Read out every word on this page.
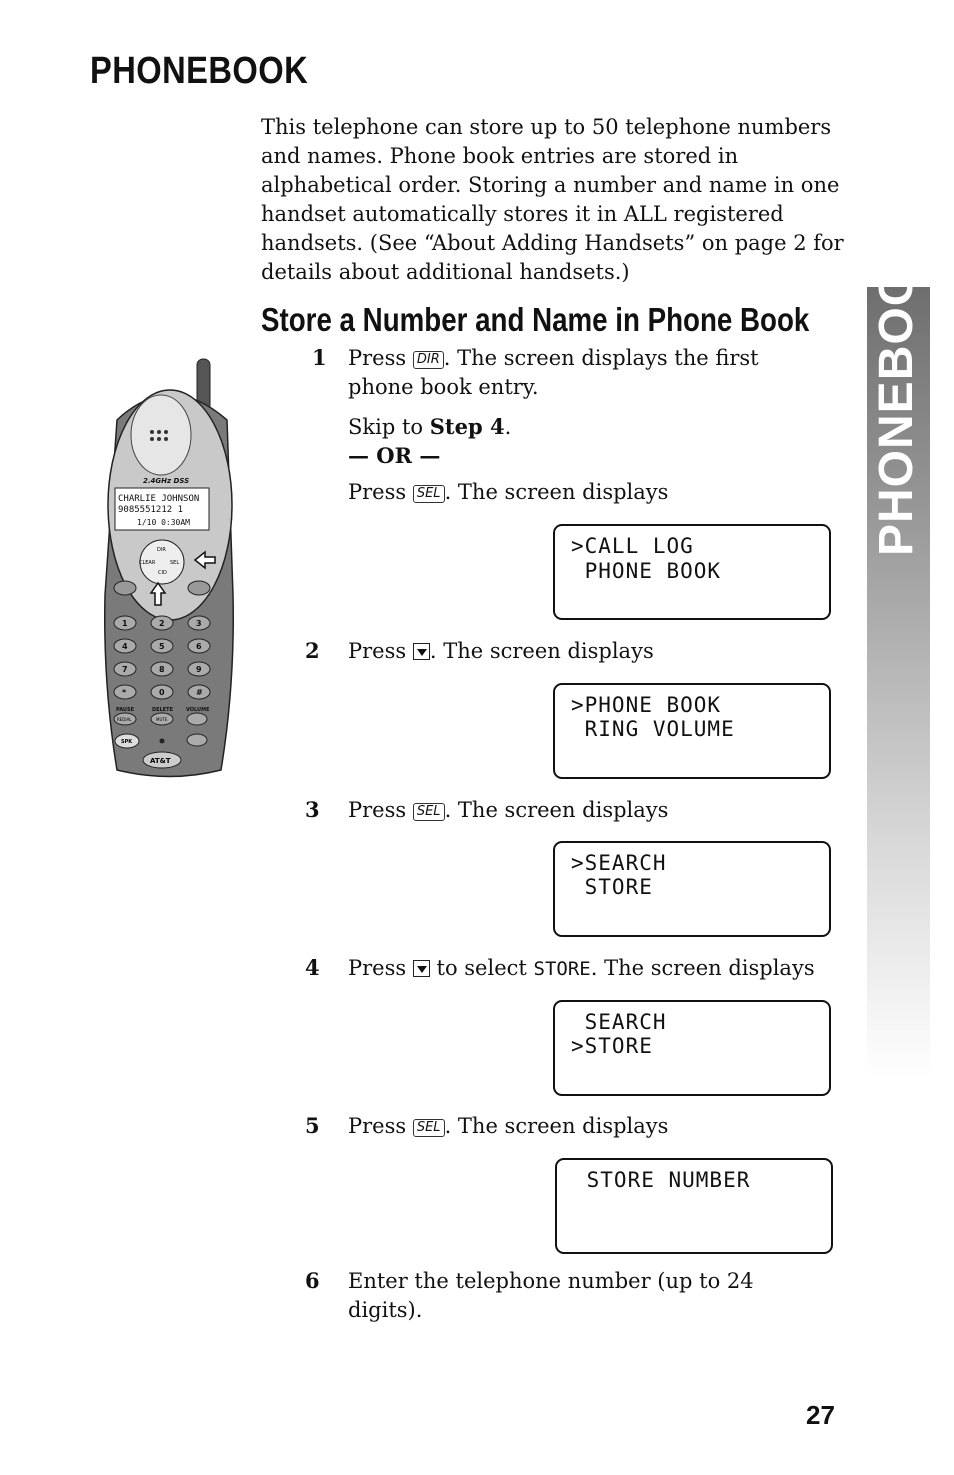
PHONEBOOK
This telephone can store up to 50 telephone numbers and names. Phone book entries are stored in alphabetical order. Storing a number and name in one handset automatically stores it in ALL registered handsets. (See “About Adding Handsets” on page 2 for details about additional handsets.)
Store a Number and Name in Phone Book PHONEBOOK
2.4GHz DSS
CHARLIE JOHNSON
9085551212 1
1/10 0:30AM
DIR
CLEAR	SEL
CID
1	2	3
4	5	6
7	8	9
*	0	#
PAUSE	DELETE	VOLUME
REDIAL	MUTE
SPK
AT&T
1 Press DIR . The screen displays the first phone book entry.
Skip to Step 4.
— OR —
Press SEL . The screen displays
>CALL LOG
PHONE BOOK
2 Press . The screen displays
>PHONE BOOK
RING VOLUME
3 Press SEL . The screen displays
>SEARCH
STORE
4 Press  to select STORE. The screen displays
SEARCH
>STORE
5 Press SEL . The screen displays
STORE NUMBER
6 Enter the telephone number (up to 24 digits).
27
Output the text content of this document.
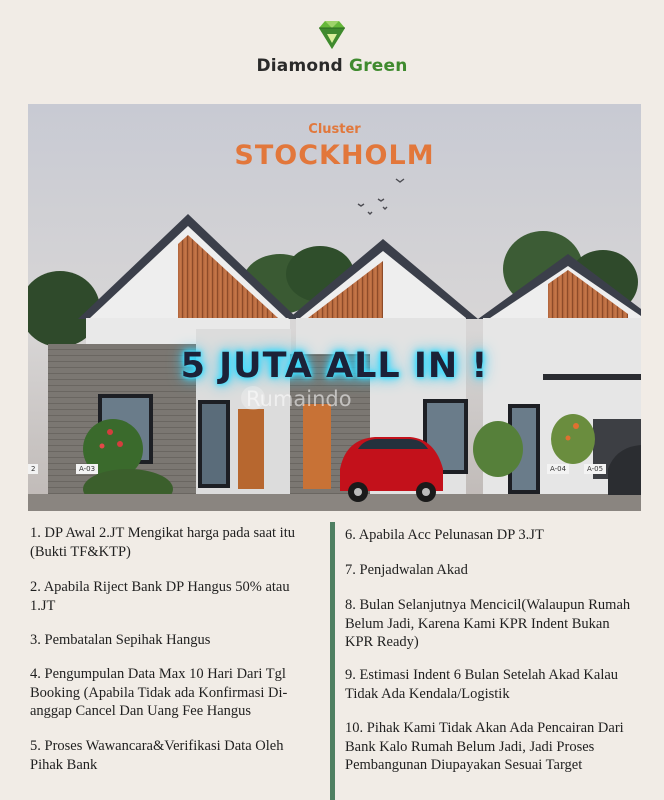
Diamond Green
Cluster
STOCKHOLM
5 JUTA ALL IN !
Rumaindo
2	A-03	A-04	A-05
1. DP Awal 2.JT Mengikat harga pada saat itu (Bukti TF&KTP)
2. Apabila Riject Bank DP Hangus 50% atau 1.JT
3. Pembatalan Sepihak Hangus
4. Pengumpulan Data Max 10 Hari Dari Tgl Booking (Apabila Tidak ada Konfirmasi Di-anggap Cancel Dan Uang Fee Hangus
5. Proses Wawancara&Verifikasi Data Oleh Pihak Bank
6. Apabila Acc Pelunasan DP 3.JT
7. Penjadwalan Akad
8. Bulan Selanjutnya Mencicil(Walaupun Rumah Belum Jadi, Karena Kami KPR Indent Bukan KPR Ready)
9. Estimasi Indent 6 Bulan Setelah Akad Kalau Tidak Ada Kendala/Logistik
10. Pihak Kami Tidak Akan Ada Pencairan Dari Bank Kalo Rumah Belum Jadi, Jadi Proses Pembangunan Diupayakan Sesuai Target
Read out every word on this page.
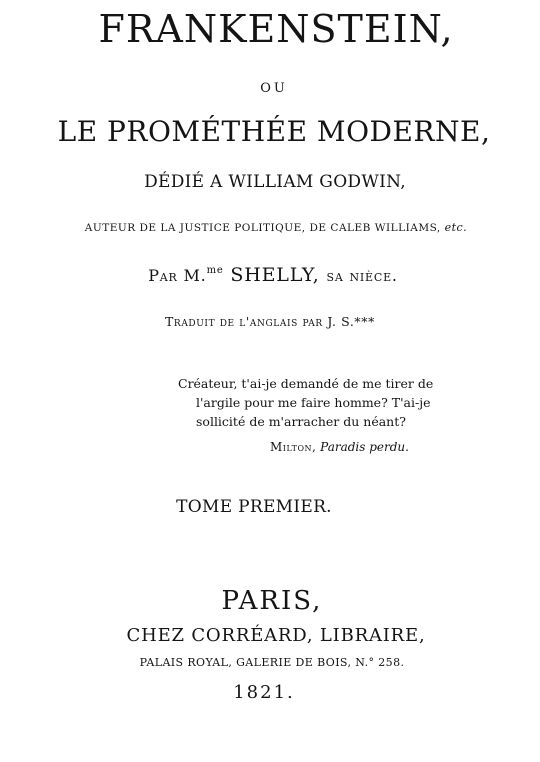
FRANKENSTEIN,
OU
LE PROMÉTHÉE MODERNE,
DÉDIÉ A WILLIAM GODWIN,
AUTEUR DE LA JUSTICE POLITIQUE, DE CALEB WILLIAMS, etc.
Par M.$^{me}$ SHELLY, sa nièce.
Traduit de l'anglais par J. S.***
Créateur, t'ai-je demandé de me tirer de
l'argile pour me faire homme? T'ai-je
sollicité de m'arracher du néant?
Milton, Paradis perdu.
TOME PREMIER.
PARIS,
CHEZ CORRÉARD, LIBRAIRE,
PALAIS ROYAL, GALERIE DE BOIS, N.° 258.
1821.
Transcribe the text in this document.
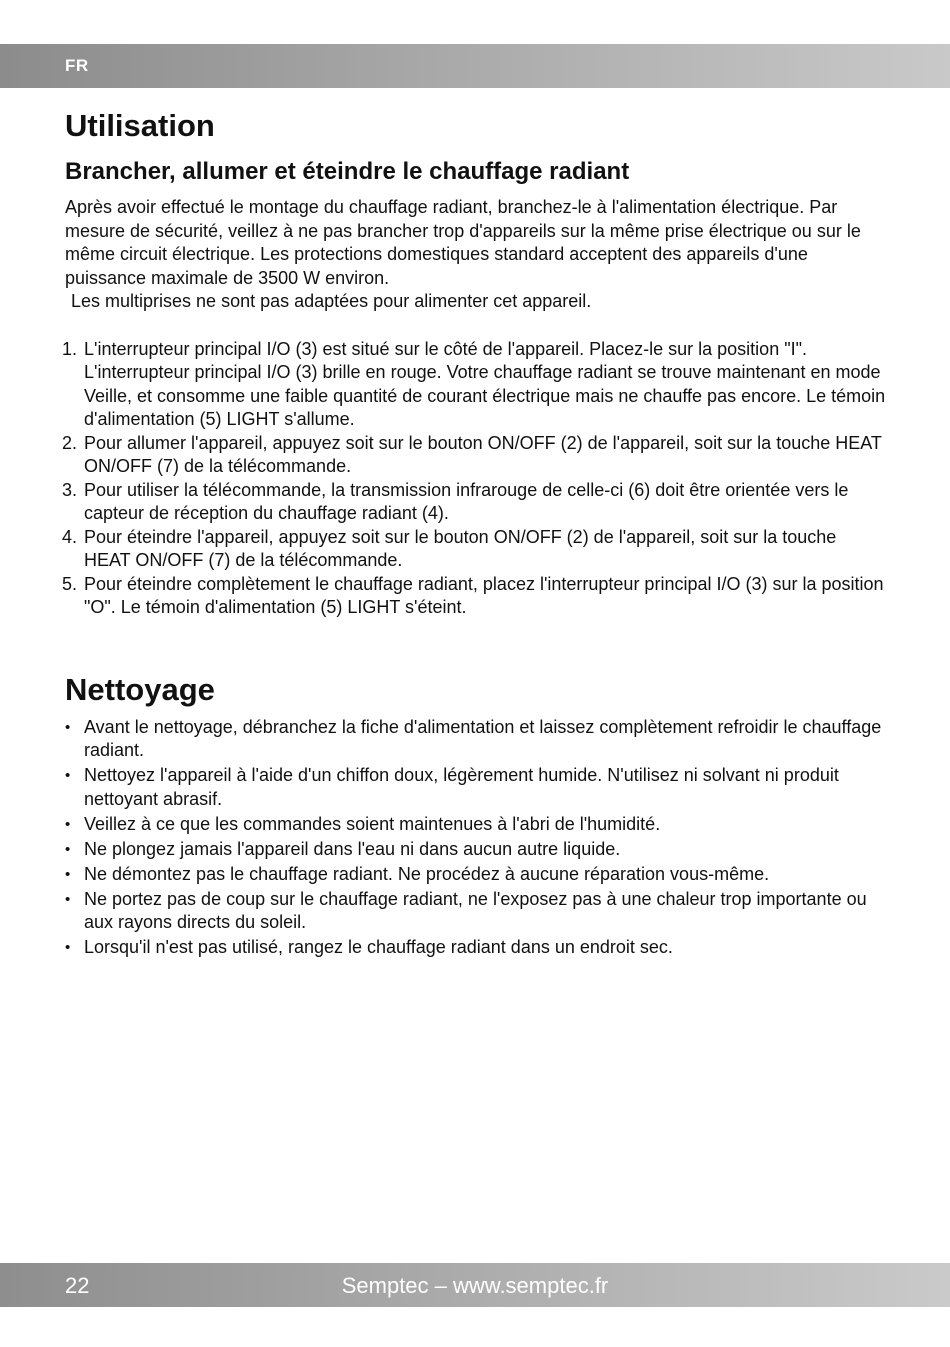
FR
Utilisation
Brancher, allumer et éteindre le chauffage radiant

Après avoir effectué le montage du chauffage radiant, branchez-le à l'alimentation électrique. Par mesure de sécurité, veillez à ne pas brancher trop d'appareils sur la même prise électrique ou sur le même circuit électrique. Les protections domestiques standard acceptent des appareils d'une puissance maximale de 3500 W environ.
Les multiprises ne sont pas adaptées pour alimenter cet appareil.

1. L'interrupteur principal I/O (3) est situé sur le côté de l'appareil. Placez-le sur la position "I". L'interrupteur principal I/O (3) brille en rouge. Votre chauffage radiant se trouve maintenant en mode Veille, et consomme une faible quantité de courant électrique mais ne chauffe pas encore. Le témoin d'alimentation (5) LIGHT s'allume.
2. Pour allumer l'appareil, appuyez soit sur le bouton ON/OFF (2) de l'appareil, soit sur la touche HEAT ON/OFF (7) de la télécommande.
3. Pour utiliser la télécommande, la transmission infrarouge de celle-ci (6) doit être orientée vers le capteur de réception du chauffage radiant (4).
4. Pour éteindre l'appareil, appuyez soit sur le bouton ON/OFF (2) de l'appareil, soit sur la touche HEAT ON/OFF (7) de la télécommande.
5. Pour éteindre complètement le chauffage radiant, placez l'interrupteur principal I/O (3) sur la position "O". Le témoin d'alimentation (5) LIGHT s'éteint.
Nettoyage
• Avant le nettoyage, débranchez la fiche d'alimentation et laissez complètement refroidir le chauffage radiant.
• Nettoyez l'appareil à l'aide d'un chiffon doux, légèrement humide. N'utilisez ni solvant ni produit nettoyant abrasif.
• Veillez à ce que les commandes soient maintenues à l'abri de l'humidité.
• Ne plongez jamais l'appareil dans l'eau ni dans aucun autre liquide.
• Ne démontez pas le chauffage radiant. Ne procédez à aucune réparation vous-même.
• Ne portez pas de coup sur le chauffage radiant, ne l'exposez pas à une chaleur trop importante ou aux rayons directs du soleil.
• Lorsqu'il n'est pas utilisé, rangez le chauffage radiant dans un endroit sec.
22	Semptec – www.semptec.fr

::::

▸ **Required task**
Replicate the material above verbatim; images stay out of the copy.

▸ **Written reply**
Read out every word on this page.
PHONEBOOK
This telephone can store up to 50 telephone numbers and names. Phone book entries are stored in alphabetical order. Storing a number and name in one handset automatically stores it in ALL registered handsets. (See “About Adding Handsets” on page 2 for details about additional handsets.)
Store a Number and Name in Phone Book PHONEBOOK
2.4GHz DSS
CHARLIE JOHNSON
9085551212 1
1/10 0:30AM
DIR
CLEAR	SEL
CID
1	2	3
4	5	6
7	8	9
*	0	#
PAUSE	DELETE	VOLUME
REDIAL	MUTE
SPK
AT&T
1 Press DIR . The screen displays the first phone book entry.
Skip to Step 4.
— OR —
Press SEL . The screen displays
>CALL LOG
PHONE BOOK
2 Press . The screen displays
>PHONE BOOK
RING VOLUME
3 Press SEL . The screen displays
>SEARCH
STORE
4 Press  to select STORE. The screen displays
SEARCH
>STORE
5 Press SEL . The screen displays
STORE NUMBER
6 Enter the telephone number (up to 24 digits).
27
Output the text content of this document.
Diamond Green
Cluster
STOCKHOLM
5 JUTA ALL IN !
Rumaindo
2	A-03	A-04	A-05
1. DP Awal 2.JT Mengikat harga pada saat itu (Bukti TF&KTP)
2. Apabila Riject Bank DP Hangus 50% atau 1.JT
3. Pembatalan Sepihak Hangus
4. Pengumpulan Data Max 10 Hari Dari Tgl Booking (Apabila Tidak ada Konfirmasi Di-anggap Cancel Dan Uang Fee Hangus
5. Proses Wawancara&Verifikasi Data Oleh Pihak Bank
6. Apabila Acc Pelunasan DP 3.JT
7. Penjadwalan Akad
8. Bulan Selanjutnya Mencicil(Walaupun Rumah Belum Jadi, Karena Kami KPR Indent Bukan KPR Ready)
9. Estimasi Indent 6 Bulan Setelah Akad Kalau Tidak Ada Kendala/Logistik
10. Pihak Kami Tidak Akan Ada Pencairan Dari Bank Kalo Rumah Belum Jadi, Jadi Proses Pembangunan Diupayakan Sesuai Target
Read out every word on this page.
FRANKENSTEIN,
OU
LE PROMÉTHÉE MODERNE,
DÉDIÉ A WILLIAM GODWIN,
AUTEUR DE LA JUSTICE POLITIQUE, DE CALEB WILLIAMS, etc.
Par M.$^{me}$ SHELLY, sa nièce.
Traduit de l'anglais par J. S.***
Créateur, t'ai-je demandé de me tirer de
l'argile pour me faire homme? T'ai-je
sollicité de m'arracher du néant?
Milton, Paradis perdu.
TOME PREMIER.
PARIS,
CHEZ CORRÉARD, LIBRAIRE,
PALAIS ROYAL, GALERIE DE BOIS, N.° 258.
1821.
Transcribe the text in this document.
FR
Utilisation
Brancher, allumer et éteindre le chauffage radiant

Après avoir effectué le montage du chauffage radiant, branchez-le à l'alimentation électrique. Par mesure de sécurité, veillez à ne pas brancher trop d'appareils sur la même prise électrique ou sur le même circuit électrique. Les protections domestiques standard acceptent des appareils d'une puissance maximale de 3500 W environ.
Les multiprises ne sont pas adaptées pour alimenter cet appareil.

1. L'interrupteur principal I/O (3) est situé sur le côté de l'appareil. Placez-le sur la position "I". L'interrupteur principal I/O (3) brille en rouge. Votre chauffage radiant se trouve maintenant en mode Veille, et consomme une faible quantité de courant électrique mais ne chauffe pas encore. Le témoin d'alimentation (5) LIGHT s'allume.
2. Pour allumer l'appareil, appuyez soit sur le bouton ON/OFF (2) de l'appareil, soit sur la touche HEAT ON/OFF (7) de la télécommande.
3. Pour utiliser la télécommande, la transmission infrarouge de celle-ci (6) doit être orientée vers le capteur de réception du chauffage radiant (4).
4. Pour éteindre l'appareil, appuyez soit sur le bouton ON/OFF (2) de l'appareil, soit sur la touche HEAT ON/OFF (7) de la télécommande.
5. Pour éteindre complètement le chauffage radiant, placez l'interrupteur principal I/O (3) sur la position "O". Le témoin d'alimentation (5) LIGHT s'éteint.
Nettoyage
• Avant le nettoyage, débranchez la fiche d'alimentation et laissez complètement refroidir le chauffage radiant.
• Nettoyez l'appareil à l'aide d'un chiffon doux, légèrement humide. N'utilisez ni solvant ni produit nettoyant abrasif.
• Veillez à ce que les commandes soient maintenues à l'abri de l'humidité.
• Ne plongez jamais l'appareil dans l'eau ni dans aucun autre liquide.
• Ne démontez pas le chauffage radiant. Ne procédez à aucune réparation vous-même.
• Ne portez pas de coup sur le chauffage radiant, ne l'exposez pas à une chaleur trop importante ou aux rayons directs du soleil.
• Lorsqu'il n'est pas utilisé, rangez le chauffage radiant dans un endroit sec.
22	Semptec – www.semptec.fr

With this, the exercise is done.